The Appellant submitted that in none of the cases considered by the CJEU had there been a clear finding by a competent tribunal, as there had been in the present case, that removal of the EU citizen from the host member state to the EU citizen’s state of nationality would be a breach of that EU citizen’s rights under Article 8/Article 7. In Harrison there had been a finding in both cases that deportation would not be in breach of Article 8: see paragraph 4 of the judgment of Elias LJ. The CJEU’s decisions focussed on the position of the EU citizen in practice rather than on the issue of legal entitlement. The Upper Tribunal’s conclusion in the present case had not simply been that there would be some interference with this family’s Article 8 rights, but also that removal would not be proportionate (paragraph 8 above). It did not matter whether the Respondent’s concession to the Upper Tribunal that it was not realistic to expect that NA could live in Germany with her children (paragraph 7 above) was made in the context of NA’s Article 8 claim. It was equally applicable to her Article 20/Zambrano claim. Once it was accepted that it was not realistic to expect that NA could live in Germany with her children, MA and IA would in practice be obliged to leave the territory of the EU if NA was removed from the UK.
Reasons for reference
Neither the CJEU nor the domestic courts have had to consider the issue raised in this appeal: where removal of an EU citizen from a host member state is proposed and the only state within the EU in which the EU citizen is entitled to live is his state of nationality, but there has been a finding by a competent tribunal that his removal from the host member state to his state of nationality would be in breach of his rights under Article 8 of the ECHR/Article 7 of the Charter, is the host member state entitled to remove him to his state of nationality? The answer to this question is not acte clair, particularly on the facts of this case, where there was a concession by the competent authority in the host member state that for the purpose of Article 8/Article 7 it was not realistic to expect the EU citizen to live in his state of nationality.

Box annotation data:
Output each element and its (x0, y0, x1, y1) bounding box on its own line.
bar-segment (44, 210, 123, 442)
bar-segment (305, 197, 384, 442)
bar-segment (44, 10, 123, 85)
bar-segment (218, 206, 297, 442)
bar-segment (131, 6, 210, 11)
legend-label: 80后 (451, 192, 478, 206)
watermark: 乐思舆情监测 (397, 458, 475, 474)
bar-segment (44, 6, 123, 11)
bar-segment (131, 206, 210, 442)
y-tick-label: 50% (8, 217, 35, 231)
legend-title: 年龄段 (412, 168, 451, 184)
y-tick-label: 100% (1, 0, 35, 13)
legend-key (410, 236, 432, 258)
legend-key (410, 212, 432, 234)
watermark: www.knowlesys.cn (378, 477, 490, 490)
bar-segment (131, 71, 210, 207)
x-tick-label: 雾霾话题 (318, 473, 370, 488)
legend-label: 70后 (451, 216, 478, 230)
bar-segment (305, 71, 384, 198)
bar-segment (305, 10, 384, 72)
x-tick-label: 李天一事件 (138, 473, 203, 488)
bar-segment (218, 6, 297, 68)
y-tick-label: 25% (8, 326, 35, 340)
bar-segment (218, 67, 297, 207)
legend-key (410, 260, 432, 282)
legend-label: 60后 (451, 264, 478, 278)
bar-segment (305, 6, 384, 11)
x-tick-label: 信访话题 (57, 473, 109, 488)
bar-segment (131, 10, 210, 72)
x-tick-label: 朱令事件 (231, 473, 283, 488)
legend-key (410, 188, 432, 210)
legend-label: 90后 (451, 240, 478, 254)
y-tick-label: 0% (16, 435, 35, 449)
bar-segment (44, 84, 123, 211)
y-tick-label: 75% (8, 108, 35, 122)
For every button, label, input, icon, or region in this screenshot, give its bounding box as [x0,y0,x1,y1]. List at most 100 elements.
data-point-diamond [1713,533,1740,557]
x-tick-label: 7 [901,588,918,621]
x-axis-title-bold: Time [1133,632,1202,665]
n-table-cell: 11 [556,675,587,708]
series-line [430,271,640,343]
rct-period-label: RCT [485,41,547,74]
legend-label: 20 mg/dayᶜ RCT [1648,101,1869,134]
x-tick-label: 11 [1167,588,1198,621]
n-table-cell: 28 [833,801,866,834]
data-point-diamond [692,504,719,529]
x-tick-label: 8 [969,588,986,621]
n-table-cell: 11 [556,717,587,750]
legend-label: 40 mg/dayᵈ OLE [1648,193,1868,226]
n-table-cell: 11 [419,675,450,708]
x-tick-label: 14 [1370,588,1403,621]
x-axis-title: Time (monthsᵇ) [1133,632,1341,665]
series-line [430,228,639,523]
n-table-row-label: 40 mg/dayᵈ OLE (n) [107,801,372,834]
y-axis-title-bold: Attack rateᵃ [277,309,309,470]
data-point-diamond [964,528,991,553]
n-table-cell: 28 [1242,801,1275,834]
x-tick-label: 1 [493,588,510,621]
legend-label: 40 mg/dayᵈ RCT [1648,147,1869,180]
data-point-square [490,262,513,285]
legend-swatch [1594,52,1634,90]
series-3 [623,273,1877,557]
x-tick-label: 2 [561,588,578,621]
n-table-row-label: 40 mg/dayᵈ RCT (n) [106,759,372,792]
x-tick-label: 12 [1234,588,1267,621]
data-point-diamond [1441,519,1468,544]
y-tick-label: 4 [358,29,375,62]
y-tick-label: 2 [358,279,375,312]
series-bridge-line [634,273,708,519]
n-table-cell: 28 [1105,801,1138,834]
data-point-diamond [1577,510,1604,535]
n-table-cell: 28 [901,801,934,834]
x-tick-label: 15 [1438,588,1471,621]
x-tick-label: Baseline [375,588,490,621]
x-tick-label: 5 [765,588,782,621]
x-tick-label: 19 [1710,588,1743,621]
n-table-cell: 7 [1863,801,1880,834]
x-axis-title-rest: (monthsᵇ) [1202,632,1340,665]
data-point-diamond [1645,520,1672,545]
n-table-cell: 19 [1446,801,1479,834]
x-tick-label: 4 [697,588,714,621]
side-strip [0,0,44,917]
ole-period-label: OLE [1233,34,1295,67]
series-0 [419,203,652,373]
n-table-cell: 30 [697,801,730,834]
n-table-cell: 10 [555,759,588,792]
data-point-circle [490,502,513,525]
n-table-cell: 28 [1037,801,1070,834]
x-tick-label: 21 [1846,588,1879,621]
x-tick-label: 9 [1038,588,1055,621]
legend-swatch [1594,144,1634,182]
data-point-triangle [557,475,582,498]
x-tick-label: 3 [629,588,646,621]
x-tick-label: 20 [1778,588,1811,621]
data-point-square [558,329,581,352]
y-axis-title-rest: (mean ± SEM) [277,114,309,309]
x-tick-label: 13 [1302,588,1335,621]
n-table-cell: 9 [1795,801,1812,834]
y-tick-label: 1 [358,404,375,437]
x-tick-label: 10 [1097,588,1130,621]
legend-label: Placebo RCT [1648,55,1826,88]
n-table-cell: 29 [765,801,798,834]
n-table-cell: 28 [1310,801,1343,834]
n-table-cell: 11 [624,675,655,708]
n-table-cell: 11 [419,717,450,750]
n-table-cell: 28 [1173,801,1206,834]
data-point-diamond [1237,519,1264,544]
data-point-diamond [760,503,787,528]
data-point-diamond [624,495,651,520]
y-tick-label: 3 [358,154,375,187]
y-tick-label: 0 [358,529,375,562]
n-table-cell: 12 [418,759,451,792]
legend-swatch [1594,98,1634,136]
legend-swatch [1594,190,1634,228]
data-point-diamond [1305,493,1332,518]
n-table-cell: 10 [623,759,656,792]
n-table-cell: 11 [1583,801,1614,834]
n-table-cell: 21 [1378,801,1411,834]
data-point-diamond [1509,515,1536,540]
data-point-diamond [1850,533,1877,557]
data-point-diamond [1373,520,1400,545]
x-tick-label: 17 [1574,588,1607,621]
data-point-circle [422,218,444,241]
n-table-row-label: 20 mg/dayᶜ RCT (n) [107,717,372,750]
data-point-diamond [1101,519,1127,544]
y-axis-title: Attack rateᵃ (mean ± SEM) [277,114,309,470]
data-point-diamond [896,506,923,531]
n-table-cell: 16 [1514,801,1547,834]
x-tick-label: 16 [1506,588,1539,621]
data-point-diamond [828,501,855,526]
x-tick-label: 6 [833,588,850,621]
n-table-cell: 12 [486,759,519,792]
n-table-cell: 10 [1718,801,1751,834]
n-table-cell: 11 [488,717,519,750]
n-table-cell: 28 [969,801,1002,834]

> _Your tasks_
[1] In the appeal text, what finding had been made in both cases in Harrison?
[2] Using the appeal text, explain in one to three sentences why MA and IA would in practice be obliged to leave the territory of the EU if NA was removed from the UK.
[3] Write the next part of the appeal text, starting after its final sentence.

> _Results for each task_
[1] In both cases it had been found that deportation would not be in breach of Article 8.

[2] The Respondent had conceded that it was not realistic to expect NA to live in Germany with her children. Once that was accepted, removing NA from the UK would in practice leave MA and IA no option but to leave the territory of the EU.

[3]
A further submission
During the hearing, the Appellant advanced a further submission, which had not been raised before the Upper Tribunal: that Articles 20/21 of the Treaty were engaged on the facts of NA’s own case, by reason of her prior lawful residence in the UK with her dependent German children, in consequence of KA’s exercise of his free movement rights. Any curtailment of NA’s rights of residence under the Directive had to be in accordance with EU law: see case C-413/99 Baumbast v Secretary of State for the Home Department [2002] 3 CMLR 23 (17 September 2002). It would not be in accordance with EU law to remove NA from the UK in breach of her rights under Article 8.
The Respondent conceded that NA fell within the scope of EU law, to the extent that curtailing her previous right of residence under the Directive engaged the procedural safeguards in Article 15 of the Directive. However, the Respondent submitted that (subject to the CJEU’s ruling on the question in respect of Article 13(2), see paragraph 1 above) NA was no longer a beneficiary of the Directive because she did not fall within the definition of “family member” in Article 2(2). It followed, in the Respondent’s submission, that whether the UK should grant NA, a third country national, a right of residence in the UK was a “purely internal” question.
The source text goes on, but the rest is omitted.